Write out the material exactly, without any of its pictures.

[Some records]
○ ○ ○

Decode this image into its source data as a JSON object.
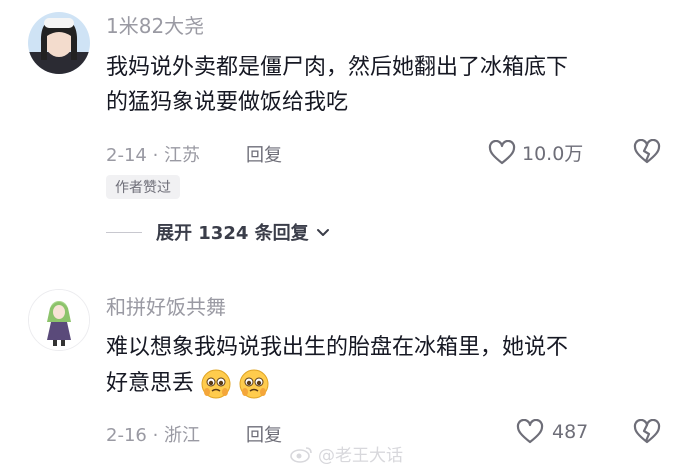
{
  "comments": [
    {
      "username": "1米82大尧",
      "text_line1": "我妈说外卖都是僵尸肉，然后她翻出了冰箱底下",
      "text_line2": "的猛犸象说要做饭给我吃",
      "date_location": "2-14 · 江苏",
      "reply_label": "回复",
      "likes": "10.0万",
      "author_badge": "作者赞过",
      "expand_label": "展开 1324 条回复"
    },
    {
      "username": "和拼好饭共舞",
      "text_line1": "难以想象我妈说我出生的胎盘在冰箱里，她说不",
      "text_line2": "好意思丢",
      "date_location": "2-16 · 浙江",
      "reply_label": "回复",
      "likes": "487"
    }
  ],
  "watermark": "@老王大话",
  "icons": {
    "like": "heart-outline-icon",
    "dislike": "broken-heart-icon",
    "expand": "chevron-down-icon",
    "emoji": "pleading-face-emoji"
  }
}
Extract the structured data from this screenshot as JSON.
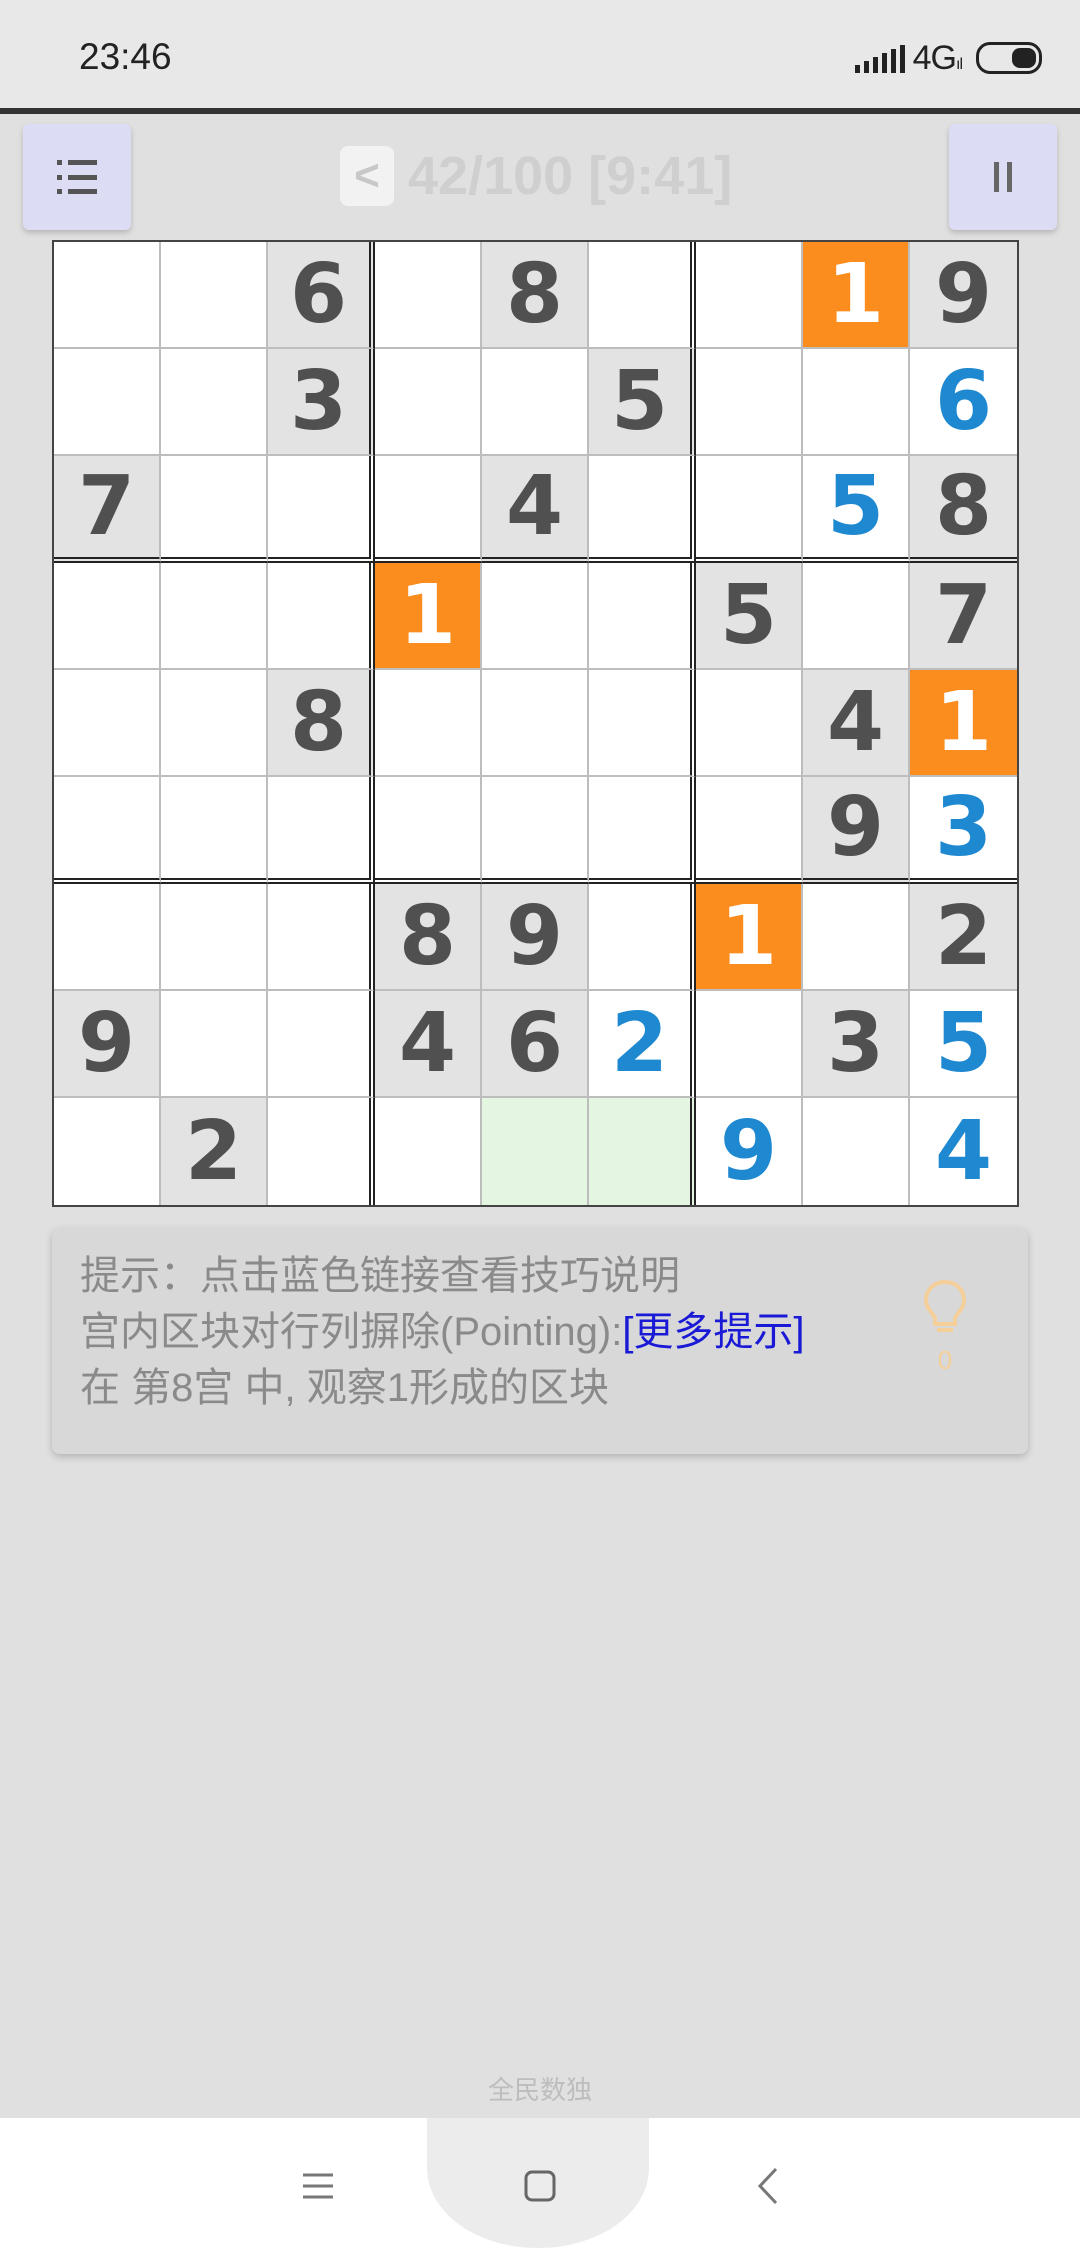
{
  "status_bar": {
    "time": "23:46",
    "network": "4G",
    "network_sub": "ıl"
  },
  "toolbar": {
    "back_label": "<",
    "level_text": "42/100 [9:41]"
  },
  "board": {
    "rows": [
      [
        {
          "v": "",
          "t": "empty"
        },
        {
          "v": "",
          "t": "empty"
        },
        {
          "v": "6",
          "t": "given"
        },
        {
          "v": "",
          "t": "empty"
        },
        {
          "v": "8",
          "t": "given"
        },
        {
          "v": "",
          "t": "empty"
        },
        {
          "v": "",
          "t": "empty"
        },
        {
          "v": "1",
          "t": "hl"
        },
        {
          "v": "9",
          "t": "given"
        }
      ],
      [
        {
          "v": "",
          "t": "empty"
        },
        {
          "v": "",
          "t": "empty"
        },
        {
          "v": "3",
          "t": "given"
        },
        {
          "v": "",
          "t": "empty"
        },
        {
          "v": "",
          "t": "empty"
        },
        {
          "v": "5",
          "t": "given"
        },
        {
          "v": "",
          "t": "empty"
        },
        {
          "v": "",
          "t": "empty"
        },
        {
          "v": "6",
          "t": "user"
        }
      ],
      [
        {
          "v": "7",
          "t": "given"
        },
        {
          "v": "",
          "t": "empty"
        },
        {
          "v": "",
          "t": "empty"
        },
        {
          "v": "",
          "t": "empty"
        },
        {
          "v": "4",
          "t": "given"
        },
        {
          "v": "",
          "t": "empty"
        },
        {
          "v": "",
          "t": "empty"
        },
        {
          "v": "5",
          "t": "user"
        },
        {
          "v": "8",
          "t": "given"
        }
      ],
      [
        {
          "v": "",
          "t": "empty"
        },
        {
          "v": "",
          "t": "empty"
        },
        {
          "v": "",
          "t": "empty"
        },
        {
          "v": "1",
          "t": "hl"
        },
        {
          "v": "",
          "t": "empty"
        },
        {
          "v": "",
          "t": "empty"
        },
        {
          "v": "5",
          "t": "given"
        },
        {
          "v": "",
          "t": "empty"
        },
        {
          "v": "7",
          "t": "given"
        }
      ],
      [
        {
          "v": "",
          "t": "empty"
        },
        {
          "v": "",
          "t": "empty"
        },
        {
          "v": "8",
          "t": "given"
        },
        {
          "v": "",
          "t": "empty"
        },
        {
          "v": "",
          "t": "empty"
        },
        {
          "v": "",
          "t": "empty"
        },
        {
          "v": "",
          "t": "empty"
        },
        {
          "v": "4",
          "t": "given"
        },
        {
          "v": "1",
          "t": "hl"
        }
      ],
      [
        {
          "v": "",
          "t": "empty"
        },
        {
          "v": "",
          "t": "empty"
        },
        {
          "v": "",
          "t": "empty"
        },
        {
          "v": "",
          "t": "empty"
        },
        {
          "v": "",
          "t": "empty"
        },
        {
          "v": "",
          "t": "empty"
        },
        {
          "v": "",
          "t": "empty"
        },
        {
          "v": "9",
          "t": "given"
        },
        {
          "v": "3",
          "t": "user"
        }
      ],
      [
        {
          "v": "",
          "t": "empty"
        },
        {
          "v": "",
          "t": "empty"
        },
        {
          "v": "",
          "t": "empty"
        },
        {
          "v": "8",
          "t": "given"
        },
        {
          "v": "9",
          "t": "given"
        },
        {
          "v": "",
          "t": "empty"
        },
        {
          "v": "1",
          "t": "hl"
        },
        {
          "v": "",
          "t": "empty"
        },
        {
          "v": "2",
          "t": "given"
        }
      ],
      [
        {
          "v": "9",
          "t": "given"
        },
        {
          "v": "",
          "t": "empty"
        },
        {
          "v": "",
          "t": "empty"
        },
        {
          "v": "4",
          "t": "given"
        },
        {
          "v": "6",
          "t": "given"
        },
        {
          "v": "2",
          "t": "user"
        },
        {
          "v": "",
          "t": "empty"
        },
        {
          "v": "3",
          "t": "given"
        },
        {
          "v": "5",
          "t": "user"
        }
      ],
      [
        {
          "v": "",
          "t": "empty"
        },
        {
          "v": "2",
          "t": "given"
        },
        {
          "v": "",
          "t": "empty"
        },
        {
          "v": "",
          "t": "empty"
        },
        {
          "v": "",
          "t": "candidate"
        },
        {
          "v": "",
          "t": "candidate"
        },
        {
          "v": "9",
          "t": "user"
        },
        {
          "v": "",
          "t": "empty"
        },
        {
          "v": "4",
          "t": "user"
        }
      ]
    ]
  },
  "hint": {
    "line1": "提示：点击蓝色链接查看技巧说明",
    "line2_text": "宫内区块对行列摒除(Pointing):",
    "line2_link": "[更多提示]",
    "line3": "在 第8宫 中, 观察1形成的区块",
    "bulb_count": "0"
  },
  "footer": {
    "app_name": "全民数独"
  },
  "colors": {
    "highlight": "#fb8c1e",
    "user_digit": "#1e88d0",
    "given_bg": "#e3e3e3",
    "candidate_bg": "#e4f6e2",
    "link": "#1a1ad6",
    "button_bg": "#dcdcf5"
  },
  "icons": {
    "menu": "menu-list-icon",
    "pause": "pause-icon",
    "bulb": "lightbulb-icon",
    "nav_menu": "hamburger-icon",
    "nav_home": "square-home-icon",
    "nav_back": "chevron-left-icon"
  }
}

○ ○ ○

▸ CORRECT OUTPUT
Decode this image into its source data as a JSON object.
{
  "comments": [
    {
      "username": "1米82大尧",
      "text_line1": "我妈说外卖都是僵尸肉，然后她翻出了冰箱底下",
      "text_line2": "的猛犸象说要做饭给我吃",
      "date_location": "2-14 · 江苏",
      "reply_label": "回复",
      "likes": "10.0万",
      "author_badge": "作者赞过",
      "expand_label": "展开 1324 条回复"
    },
    {
      "username": "和拼好饭共舞",
      "text_line1": "难以想象我妈说我出生的胎盘在冰箱里，她说不",
      "text_line2": "好意思丢",
      "date_location": "2-16 · 浙江",
      "reply_label": "回复",
      "likes": "487"
    }
  ],
  "watermark": "@老王大话",
  "icons": {
    "like": "heart-outline-icon",
    "dislike": "broken-heart-icon",
    "expand": "chevron-down-icon",
    "emoji": "pleading-face-emoji"
  }
}
Extract the structured data from this screenshot as JSON.
{
  "status_bar": {
    "time": "23:46",
    "network": "4G",
    "network_sub": "ıl"
  },
  "toolbar": {
    "back_label": "<",
    "level_text": "42/100 [9:41]"
  },
  "board": {
    "rows": [
      [
        {
          "v": "",
          "t": "empty"
        },
        {
          "v": "",
          "t": "empty"
        },
        {
          "v": "6",
          "t": "given"
        },
        {
          "v": "",
          "t": "empty"
        },
        {
          "v": "8",
          "t": "given"
        },
        {
          "v": "",
          "t": "empty"
        },
        {
          "v": "",
          "t": "empty"
        },
        {
          "v": "1",
          "t": "hl"
        },
        {
          "v": "9",
          "t": "given"
        }
      ],
      [
        {
          "v": "",
          "t": "empty"
        },
        {
          "v": "",
          "t": "empty"
        },
        {
          "v": "3",
          "t": "given"
        },
        {
          "v": "",
          "t": "empty"
        },
        {
          "v": "",
          "t": "empty"
        },
        {
          "v": "5",
          "t": "given"
        },
        {
          "v": "",
          "t": "empty"
        },
        {
          "v": "",
          "t": "empty"
        },
        {
          "v": "6",
          "t": "user"
        }
      ],
      [
        {
          "v": "7",
          "t": "given"
        },
        {
          "v": "",
          "t": "empty"
        },
        {
          "v": "",
          "t": "empty"
        },
        {
          "v": "",
          "t": "empty"
        },
        {
          "v": "4",
          "t": "given"
        },
        {
          "v": "",
          "t": "empty"
        },
        {
          "v": "",
          "t": "empty"
        },
        {
          "v": "5",
          "t": "user"
        },
        {
          "v": "8",
          "t": "given"
        }
      ],
      [
        {
          "v": "",
          "t": "empty"
        },
        {
          "v": "",
          "t": "empty"
        },
        {
          "v": "",
          "t": "empty"
        },
        {
          "v": "1",
          "t": "hl"
        },
        {
          "v": "",
          "t": "empty"
        },
        {
          "v": "",
          "t": "empty"
        },
        {
          "v": "5",
          "t": "given"
        },
        {
          "v": "",
          "t": "empty"
        },
        {
          "v": "7",
          "t": "given"
        }
      ],
      [
        {
          "v": "",
          "t": "empty"
        },
        {
          "v": "",
          "t": "empty"
        },
        {
          "v": "8",
          "t": "given"
        },
        {
          "v": "",
          "t": "empty"
        },
        {
          "v": "",
          "t": "empty"
        },
        {
          "v": "",
          "t": "empty"
        },
        {
          "v": "",
          "t": "empty"
        },
        {
          "v": "4",
          "t": "given"
        },
        {
          "v": "1",
          "t": "hl"
        }
      ],
      [
        {
          "v": "",
          "t": "empty"
        },
        {
          "v": "",
          "t": "empty"
        },
        {
          "v": "",
          "t": "empty"
        },
        {
          "v": "",
          "t": "empty"
        },
        {
          "v": "",
          "t": "empty"
        },
        {
          "v": "",
          "t": "empty"
        },
        {
          "v": "",
          "t": "empty"
        },
        {
          "v": "9",
          "t": "given"
        },
        {
          "v": "3",
          "t": "user"
        }
      ],
      [
        {
          "v": "",
          "t": "empty"
        },
        {
          "v": "",
          "t": "empty"
        },
        {
          "v": "",
          "t": "empty"
        },
        {
          "v": "8",
          "t": "given"
        },
        {
          "v": "9",
          "t": "given"
        },
        {
          "v": "",
          "t": "empty"
        },
        {
          "v": "1",
          "t": "hl"
        },
        {
          "v": "",
          "t": "empty"
        },
        {
          "v": "2",
          "t": "given"
        }
      ],
      [
        {
          "v": "9",
          "t": "given"
        },
        {
          "v": "",
          "t": "empty"
        },
        {
          "v": "",
          "t": "empty"
        },
        {
          "v": "4",
          "t": "given"
        },
        {
          "v": "6",
          "t": "given"
        },
        {
          "v": "2",
          "t": "user"
        },
        {
          "v": "",
          "t": "empty"
        },
        {
          "v": "3",
          "t": "given"
        },
        {
          "v": "5",
          "t": "user"
        }
      ],
      [
        {
          "v": "",
          "t": "empty"
        },
        {
          "v": "2",
          "t": "given"
        },
        {
          "v": "",
          "t": "empty"
        },
        {
          "v": "",
          "t": "empty"
        },
        {
          "v": "",
          "t": "candidate"
        },
        {
          "v": "",
          "t": "candidate"
        },
        {
          "v": "9",
          "t": "user"
        },
        {
          "v": "",
          "t": "empty"
        },
        {
          "v": "4",
          "t": "user"
        }
      ]
    ]
  },
  "hint": {
    "line1": "提示：点击蓝色链接查看技巧说明",
    "line2_text": "宫内区块对行列摒除(Pointing):",
    "line2_link": "[更多提示]",
    "line3": "在 第8宫 中, 观察1形成的区块",
    "bulb_count": "0"
  },
  "footer": {
    "app_name": "全民数独"
  },
  "colors": {
    "highlight": "#fb8c1e",
    "user_digit": "#1e88d0",
    "given_bg": "#e3e3e3",
    "candidate_bg": "#e4f6e2",
    "link": "#1a1ad6",
    "button_bg": "#dcdcf5"
  },
  "icons": {
    "menu": "menu-list-icon",
    "pause": "pause-icon",
    "bulb": "lightbulb-icon",
    "nav_menu": "hamburger-icon",
    "nav_home": "square-home-icon",
    "nav_back": "chevron-left-icon"
  }
}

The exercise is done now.